» Problem:
Arrange the entries from the very first line through the line containing "738, 450, 934]", both included, as a numbered list, and skip any blank lines.

» Source data:

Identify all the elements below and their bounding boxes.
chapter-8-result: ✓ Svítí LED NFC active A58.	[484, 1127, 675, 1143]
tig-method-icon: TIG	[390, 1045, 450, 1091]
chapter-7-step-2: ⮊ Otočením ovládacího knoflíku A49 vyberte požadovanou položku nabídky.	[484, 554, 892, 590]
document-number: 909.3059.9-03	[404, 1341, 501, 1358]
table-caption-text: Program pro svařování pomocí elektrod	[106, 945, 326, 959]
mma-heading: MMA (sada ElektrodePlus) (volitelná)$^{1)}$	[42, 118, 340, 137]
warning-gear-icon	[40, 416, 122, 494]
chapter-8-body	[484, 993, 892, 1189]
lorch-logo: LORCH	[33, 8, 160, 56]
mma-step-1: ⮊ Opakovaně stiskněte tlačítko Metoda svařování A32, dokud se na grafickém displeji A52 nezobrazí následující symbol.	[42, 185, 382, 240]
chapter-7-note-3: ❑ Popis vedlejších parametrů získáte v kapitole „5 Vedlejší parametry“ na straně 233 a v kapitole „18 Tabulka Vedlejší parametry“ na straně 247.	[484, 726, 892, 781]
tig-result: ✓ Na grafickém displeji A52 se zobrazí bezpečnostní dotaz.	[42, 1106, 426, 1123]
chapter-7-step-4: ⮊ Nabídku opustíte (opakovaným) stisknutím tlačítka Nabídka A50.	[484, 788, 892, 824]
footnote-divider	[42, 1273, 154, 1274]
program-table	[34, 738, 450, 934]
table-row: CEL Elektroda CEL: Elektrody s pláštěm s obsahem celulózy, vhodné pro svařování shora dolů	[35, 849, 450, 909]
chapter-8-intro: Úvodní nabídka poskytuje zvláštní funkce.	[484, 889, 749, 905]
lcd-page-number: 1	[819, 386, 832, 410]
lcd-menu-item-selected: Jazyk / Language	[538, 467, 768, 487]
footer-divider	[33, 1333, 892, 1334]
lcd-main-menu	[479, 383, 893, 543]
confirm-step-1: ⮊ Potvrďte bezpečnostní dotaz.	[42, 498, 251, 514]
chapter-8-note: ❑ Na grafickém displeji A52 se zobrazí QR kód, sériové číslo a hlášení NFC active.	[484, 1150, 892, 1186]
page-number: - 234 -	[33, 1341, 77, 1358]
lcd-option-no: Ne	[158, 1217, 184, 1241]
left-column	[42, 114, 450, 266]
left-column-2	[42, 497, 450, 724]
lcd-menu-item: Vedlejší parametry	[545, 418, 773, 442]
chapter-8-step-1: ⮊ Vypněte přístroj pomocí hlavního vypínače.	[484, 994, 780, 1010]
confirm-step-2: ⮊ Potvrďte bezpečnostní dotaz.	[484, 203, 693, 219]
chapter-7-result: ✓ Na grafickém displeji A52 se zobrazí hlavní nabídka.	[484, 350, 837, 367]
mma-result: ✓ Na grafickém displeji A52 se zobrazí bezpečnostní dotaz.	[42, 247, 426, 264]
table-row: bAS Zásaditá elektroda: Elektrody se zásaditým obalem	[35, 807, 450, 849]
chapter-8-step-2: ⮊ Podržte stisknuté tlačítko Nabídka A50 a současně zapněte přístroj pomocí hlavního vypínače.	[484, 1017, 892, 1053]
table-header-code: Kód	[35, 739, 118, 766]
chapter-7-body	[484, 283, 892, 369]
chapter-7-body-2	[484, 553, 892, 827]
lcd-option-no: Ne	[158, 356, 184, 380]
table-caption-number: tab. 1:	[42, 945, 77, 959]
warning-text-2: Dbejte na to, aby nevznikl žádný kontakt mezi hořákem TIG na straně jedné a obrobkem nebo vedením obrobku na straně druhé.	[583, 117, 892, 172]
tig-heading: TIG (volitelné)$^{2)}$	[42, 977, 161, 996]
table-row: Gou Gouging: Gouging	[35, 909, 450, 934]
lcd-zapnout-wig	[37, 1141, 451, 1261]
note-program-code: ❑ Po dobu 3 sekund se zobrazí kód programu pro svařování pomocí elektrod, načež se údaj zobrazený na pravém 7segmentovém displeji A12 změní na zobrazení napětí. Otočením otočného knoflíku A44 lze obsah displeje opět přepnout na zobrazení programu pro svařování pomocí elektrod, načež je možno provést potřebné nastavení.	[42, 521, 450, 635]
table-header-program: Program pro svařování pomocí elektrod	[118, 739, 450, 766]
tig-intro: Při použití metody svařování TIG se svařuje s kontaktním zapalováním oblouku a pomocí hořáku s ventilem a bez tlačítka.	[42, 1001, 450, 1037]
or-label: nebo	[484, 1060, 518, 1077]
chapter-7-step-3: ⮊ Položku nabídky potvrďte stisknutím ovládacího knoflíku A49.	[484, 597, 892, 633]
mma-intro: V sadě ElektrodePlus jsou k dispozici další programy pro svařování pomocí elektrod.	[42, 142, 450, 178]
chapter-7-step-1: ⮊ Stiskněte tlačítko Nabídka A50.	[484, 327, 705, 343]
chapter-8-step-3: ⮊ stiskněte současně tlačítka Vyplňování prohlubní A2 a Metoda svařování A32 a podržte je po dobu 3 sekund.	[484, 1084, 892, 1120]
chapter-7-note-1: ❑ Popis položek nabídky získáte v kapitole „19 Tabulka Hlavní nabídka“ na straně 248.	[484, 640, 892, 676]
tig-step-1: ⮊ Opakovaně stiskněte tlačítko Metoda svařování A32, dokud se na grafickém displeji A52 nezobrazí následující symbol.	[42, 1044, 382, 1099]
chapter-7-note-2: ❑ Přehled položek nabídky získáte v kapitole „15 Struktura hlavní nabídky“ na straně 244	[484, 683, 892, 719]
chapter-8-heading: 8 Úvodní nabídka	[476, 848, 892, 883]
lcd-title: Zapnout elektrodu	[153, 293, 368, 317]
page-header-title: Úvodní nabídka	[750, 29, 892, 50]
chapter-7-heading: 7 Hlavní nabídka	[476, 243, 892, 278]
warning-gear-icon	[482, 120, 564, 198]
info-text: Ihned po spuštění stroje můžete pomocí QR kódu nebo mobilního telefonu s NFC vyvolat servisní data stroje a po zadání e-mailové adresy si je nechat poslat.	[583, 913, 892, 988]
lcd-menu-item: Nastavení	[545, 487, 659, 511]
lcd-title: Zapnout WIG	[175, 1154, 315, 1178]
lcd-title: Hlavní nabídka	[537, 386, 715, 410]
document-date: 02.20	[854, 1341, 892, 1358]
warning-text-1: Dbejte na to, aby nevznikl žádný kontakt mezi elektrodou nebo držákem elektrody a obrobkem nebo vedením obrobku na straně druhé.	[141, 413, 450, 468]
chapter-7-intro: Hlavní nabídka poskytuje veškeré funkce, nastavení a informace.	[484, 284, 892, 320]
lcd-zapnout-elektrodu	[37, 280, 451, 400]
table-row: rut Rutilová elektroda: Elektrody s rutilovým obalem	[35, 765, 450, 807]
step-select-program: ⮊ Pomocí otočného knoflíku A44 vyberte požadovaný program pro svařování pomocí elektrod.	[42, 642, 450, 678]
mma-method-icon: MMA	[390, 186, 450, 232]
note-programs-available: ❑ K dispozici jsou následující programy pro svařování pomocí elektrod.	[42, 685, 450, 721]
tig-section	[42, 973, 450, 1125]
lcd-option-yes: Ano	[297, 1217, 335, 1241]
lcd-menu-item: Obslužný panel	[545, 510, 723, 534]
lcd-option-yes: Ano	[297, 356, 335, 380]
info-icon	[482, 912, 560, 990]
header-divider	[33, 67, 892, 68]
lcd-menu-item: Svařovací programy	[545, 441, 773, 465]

» Answer to this problem:
1. Identify all the elements below and their bounding boxes.
2. chapter-8-result: ✓ Svítí LED NFC active A58.	[484, 1127, 675, 1143]
3. tig-method-icon: TIG	[390, 1045, 450, 1091]
4. chapter-7-step-2: ⮊ Otočením ovládacího knoflíku A49 vyberte požadovanou položku nabídky.	[484, 554, 892, 590]
5. document-number: 909.3059.9-03	[404, 1341, 501, 1358]
6. table-caption-text: Program pro svařování pomocí elektrod	[106, 945, 326, 959]
7. mma-heading: MMA (sada ElektrodePlus) (volitelná)$^{1)}$	[42, 118, 340, 137]
8. warning-gear-icon	[40, 416, 122, 494]
9. chapter-8-body	[484, 993, 892, 1189]
10. lorch-logo: LORCH	[33, 8, 160, 56]
11. mma-step-1: ⮊ Opakovaně stiskněte tlačítko Metoda svařování A32, dokud se na grafickém displeji A52 nezobrazí následující symbol.	[42, 185, 382, 240]
12. chapter-7-note-3: ❑ Popis vedlejších parametrů získáte v kapitole „5 Vedlejší parametry“ na straně 233 a v kapitole „18 Tabulka Vedlejší parametry“ na straně 247.	[484, 726, 892, 781]
13. tig-result: ✓ Na grafickém displeji A52 se zobrazí bezpečnostní dotaz.	[42, 1106, 426, 1123]
14. chapter-7-step-4: ⮊ Nabídku opustíte (opakovaným) stisknutím tlačítka Nabídka A50.	[484, 788, 892, 824]
15. footnote-divider	[42, 1273, 154, 1274]
16. program-table	[34, 738, 450, 934]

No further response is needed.